▶ **To do**:
Each record needs to be echoed exactly; can you do that?

(Excerpts from a figure dataset)
..............................

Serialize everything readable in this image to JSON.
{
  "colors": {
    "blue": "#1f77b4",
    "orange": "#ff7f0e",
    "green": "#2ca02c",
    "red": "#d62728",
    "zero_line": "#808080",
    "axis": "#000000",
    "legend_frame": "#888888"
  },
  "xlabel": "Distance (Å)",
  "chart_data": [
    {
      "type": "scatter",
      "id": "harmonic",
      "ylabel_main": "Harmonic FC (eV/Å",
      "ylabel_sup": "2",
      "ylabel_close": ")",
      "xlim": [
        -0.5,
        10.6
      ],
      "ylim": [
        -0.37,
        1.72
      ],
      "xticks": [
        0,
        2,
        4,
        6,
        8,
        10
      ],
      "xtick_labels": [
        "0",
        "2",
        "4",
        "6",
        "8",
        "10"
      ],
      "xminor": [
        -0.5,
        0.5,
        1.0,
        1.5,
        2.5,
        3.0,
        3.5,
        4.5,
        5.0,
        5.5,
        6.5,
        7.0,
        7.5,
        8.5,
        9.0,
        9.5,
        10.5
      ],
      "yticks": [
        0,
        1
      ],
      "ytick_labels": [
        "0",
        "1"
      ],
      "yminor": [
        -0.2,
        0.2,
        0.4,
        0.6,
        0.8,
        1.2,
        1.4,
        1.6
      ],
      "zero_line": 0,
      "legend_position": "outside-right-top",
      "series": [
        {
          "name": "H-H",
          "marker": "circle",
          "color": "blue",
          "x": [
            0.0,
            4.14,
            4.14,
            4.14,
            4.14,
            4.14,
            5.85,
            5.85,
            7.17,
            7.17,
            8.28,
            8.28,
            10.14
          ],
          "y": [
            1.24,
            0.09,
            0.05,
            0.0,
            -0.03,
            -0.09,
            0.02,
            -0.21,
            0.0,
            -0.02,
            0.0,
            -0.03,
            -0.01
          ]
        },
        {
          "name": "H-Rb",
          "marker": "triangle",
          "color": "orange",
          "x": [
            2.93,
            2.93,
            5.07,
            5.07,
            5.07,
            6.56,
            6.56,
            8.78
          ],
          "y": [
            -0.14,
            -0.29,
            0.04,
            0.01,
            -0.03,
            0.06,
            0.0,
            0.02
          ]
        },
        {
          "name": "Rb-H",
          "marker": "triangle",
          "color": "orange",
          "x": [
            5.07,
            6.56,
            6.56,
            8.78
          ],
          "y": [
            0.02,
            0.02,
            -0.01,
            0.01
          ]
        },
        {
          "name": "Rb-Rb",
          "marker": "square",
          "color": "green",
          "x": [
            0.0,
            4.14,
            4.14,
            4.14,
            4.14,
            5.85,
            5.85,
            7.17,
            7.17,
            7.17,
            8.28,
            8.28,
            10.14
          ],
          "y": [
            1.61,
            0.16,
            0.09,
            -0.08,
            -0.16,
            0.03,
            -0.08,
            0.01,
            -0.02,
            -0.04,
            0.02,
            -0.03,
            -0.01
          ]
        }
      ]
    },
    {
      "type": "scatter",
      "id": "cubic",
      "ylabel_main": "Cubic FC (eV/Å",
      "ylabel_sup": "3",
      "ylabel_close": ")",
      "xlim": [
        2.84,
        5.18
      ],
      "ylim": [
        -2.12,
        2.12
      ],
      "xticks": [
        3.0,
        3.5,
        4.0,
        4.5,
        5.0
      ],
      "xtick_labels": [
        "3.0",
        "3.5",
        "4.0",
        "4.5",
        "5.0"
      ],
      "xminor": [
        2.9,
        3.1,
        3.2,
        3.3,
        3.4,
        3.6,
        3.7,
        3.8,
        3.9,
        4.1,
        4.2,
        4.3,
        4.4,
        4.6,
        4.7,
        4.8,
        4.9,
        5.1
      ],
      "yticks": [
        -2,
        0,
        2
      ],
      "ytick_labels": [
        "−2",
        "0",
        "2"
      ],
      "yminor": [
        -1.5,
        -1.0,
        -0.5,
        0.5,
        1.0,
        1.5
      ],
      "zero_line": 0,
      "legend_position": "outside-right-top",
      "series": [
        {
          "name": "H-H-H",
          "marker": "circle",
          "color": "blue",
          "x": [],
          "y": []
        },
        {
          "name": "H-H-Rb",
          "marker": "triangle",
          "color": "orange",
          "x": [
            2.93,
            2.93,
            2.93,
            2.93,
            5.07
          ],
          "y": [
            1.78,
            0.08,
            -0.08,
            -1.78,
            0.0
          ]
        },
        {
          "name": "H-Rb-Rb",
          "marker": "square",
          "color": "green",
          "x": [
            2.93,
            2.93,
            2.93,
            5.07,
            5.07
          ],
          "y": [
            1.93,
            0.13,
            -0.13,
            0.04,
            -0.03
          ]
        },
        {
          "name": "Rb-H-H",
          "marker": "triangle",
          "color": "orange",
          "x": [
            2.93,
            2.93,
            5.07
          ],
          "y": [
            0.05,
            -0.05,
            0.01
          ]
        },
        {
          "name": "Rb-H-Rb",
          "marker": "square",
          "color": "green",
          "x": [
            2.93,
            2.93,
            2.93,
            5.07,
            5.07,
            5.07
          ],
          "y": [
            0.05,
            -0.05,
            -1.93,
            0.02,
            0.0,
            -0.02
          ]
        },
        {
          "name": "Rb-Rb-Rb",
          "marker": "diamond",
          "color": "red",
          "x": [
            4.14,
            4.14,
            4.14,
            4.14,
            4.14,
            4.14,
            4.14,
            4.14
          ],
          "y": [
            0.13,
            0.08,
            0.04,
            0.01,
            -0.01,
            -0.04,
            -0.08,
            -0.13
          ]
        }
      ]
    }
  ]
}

..............................

▶ **Task response**:
Serialize everything readable in this image to JSON.
{
  "colors": {
    "blue": "#1f77b4",
    "orange": "#ff7f0e",
    "green": "#2ca02c",
    "red": "#d62728",
    "zero_line": "#808080",
    "axis": "#000000",
    "legend_frame": "#888888"
  },
  "xlabel": "Distance (Å)",
  "chart_data": [
    {
      "type": "scatter",
      "id": "harmonic",
      "ylabel_main": "Harmonic FC (eV/Å",
      "ylabel_sup": "2",
      "ylabel_close": ")",
      "xlim": [
        -0.5,
        10.6
      ],
      "ylim": [
        -0.37,
        1.72
      ],
      "xticks": [
        0,
        2,
        4,
        6,
        8,
        10
      ],
      "xtick_labels": [
        "0",
        "2",
        "4",
        "6",
        "8",
        "10"
      ],
      "xminor": [
        -0.5,
        0.5,
        1.0,
        1.5,
        2.5,
        3.0,
        3.5,
        4.5,
        5.0,
        5.5,
        6.5,
        7.0,
        7.5,
        8.5,
        9.0,
        9.5,
        10.5
      ],
      "yticks": [
        0,
        1
      ],
      "ytick_labels": [
        "0",
        "1"
      ],
      "yminor": [
        -0.2,
        0.2,
        0.4,
        0.6,
        0.8,
        1.2,
        1.4,
        1.6
      ],
      "zero_line": 0,
      "legend_position": "outside-right-top",
      "series": [
        {
          "name": "H-H",
          "marker": "circle",
          "color": "blue",
          "x": [
            0.0,
            4.14,
            4.14,
            4.14,
            4.14,
            4.14,
            5.85,
            5.85,
            7.17,
            7.17,
            8.28,
            8.28,
            10.14
          ],
          "y": [
            1.24,
            0.09,
            0.05,
            0.0,
            -0.03,
            -0.09,
            0.02,
            -0.21,
            0.0,
            -0.02,
            0.0,
            -0.03,
            -0.01
          ]
        },
        {
          "name": "H-Rb",
          "marker": "triangle",
          "color": "orange",
          "x": [
            2.93,
            2.93,
            5.07,
            5.07,
            5.07,
            6.56,
            6.56,
            8.78
          ],
          "y": [
            -0.14,
            -0.29,
            0.04,
            0.01,
            -0.03,
            0.06,
            0.0,
            0.02
          ]
        },
        {
          "name": "Rb-H",
          "marker": "triangle",
          "color": "orange",
          "x": [
            5.07,
            6.56,
            6.56,
            8.78
          ],
          "y": [
            0.02,
            0.02,
            -0.01,
            0.01
          ]
        },
        {
          "name": "Rb-Rb",
          "marker": "square",
          "color": "green",
          "x": [
            0.0,
            4.14,
            4.14,
            4.14,
            4.14,
            5.85,
            5.85,
            7.17,
            7.17,
            7.17,
            8.28,
            8.28,
            10.14
          ],
          "y": [
            1.61,
            0.16,
            0.09,
            -0.08,
            -0.16,
            0.03,
            -0.08,
            0.01,
            -0.02,
            -0.04,
            0.02,
            -0.03,
            -0.01
          ]
        }
      ]
    },
    {
      "type": "scatter",
      "id": "cubic",
      "ylabel_main": "Cubic FC (eV/Å",
      "ylabel_sup": "3",
      "ylabel_close": ")",
      "xlim": [
        2.84,
        5.18
      ],
      "ylim": [
        -2.12,
        2.12
      ],
      "xticks": [
        3.0,
        3.5,
        4.0,
        4.5,
        5.0
      ],
      "xtick_labels": [
        "3.0",
        "3.5",
        "4.0",
        "4.5",
        "5.0"
      ],
      "xminor": [
        2.9,
        3.1,
        3.2,
        3.3,
        3.4,
        3.6,
        3.7,
        3.8,
        3.9,
        4.1,
        4.2,
        4.3,
        4.4,
        4.6,
        4.7,
        4.8,
        4.9,
        5.1
      ],
      "yticks": [
        -2,
        0,
        2
      ],
      "ytick_labels": [
        "−2",
        "0",
        "2"
      ],
      "yminor": [
        -1.5,
        -1.0,
        -0.5,
        0.5,
        1.0,
        1.5
      ],
      "zero_line": 0,
      "legend_position": "outside-right-top",
      "series": [
        {
          "name": "H-H-H",
          "marker": "circle",
          "color": "blue",
          "x": [],
          "y": []
        },
        {
          "name": "H-H-Rb",
          "marker": "triangle",
          "color": "orange",
          "x": [
            2.93,
            2.93,
            2.93,
            2.93,
            5.07
          ],
          "y": [
            1.78,
            0.08,
            -0.08,
            -1.78,
            0.0
          ]
        },
        {
          "name": "H-Rb-Rb",
          "marker": "square",
          "color": "green",
          "x": [
            2.93,
            2.93,
            2.93,
            5.07,
            5.07
          ],
          "y": [
            1.93,
            0.13,
            -0.13,
            0.04,
            -0.03
          ]
        },
        {
          "name": "Rb-H-H",
          "marker": "triangle",
          "color": "orange",
          "x": [
            2.93,
            2.93,
            5.07
          ],
          "y": [
            0.05,
            -0.05,
            0.01
          ]
        },
        {
          "name": "Rb-H-Rb",
          "marker": "square",
          "color": "green",
          "x": [
            2.93,
            2.93,
            2.93,
            5.07,
            5.07,
            5.07
          ],
          "y": [
            0.05,
            -0.05,
            -1.93,
            0.02,
            0.0,
            -0.02
          ]
        },
        {
          "name": "Rb-Rb-Rb",
          "marker": "diamond",
          "color": "red",
          "x": [
            4.14,
            4.14,
            4.14,
            4.14,
            4.14,
            4.14,
            4.14,
            4.14
          ],
          "y": [
            0.13,
            0.08,
            0.04,
            0.01,
            -0.01,
            -0.04,
            -0.08,
            -0.13
          ]
        }
      ]
    }
  ]
}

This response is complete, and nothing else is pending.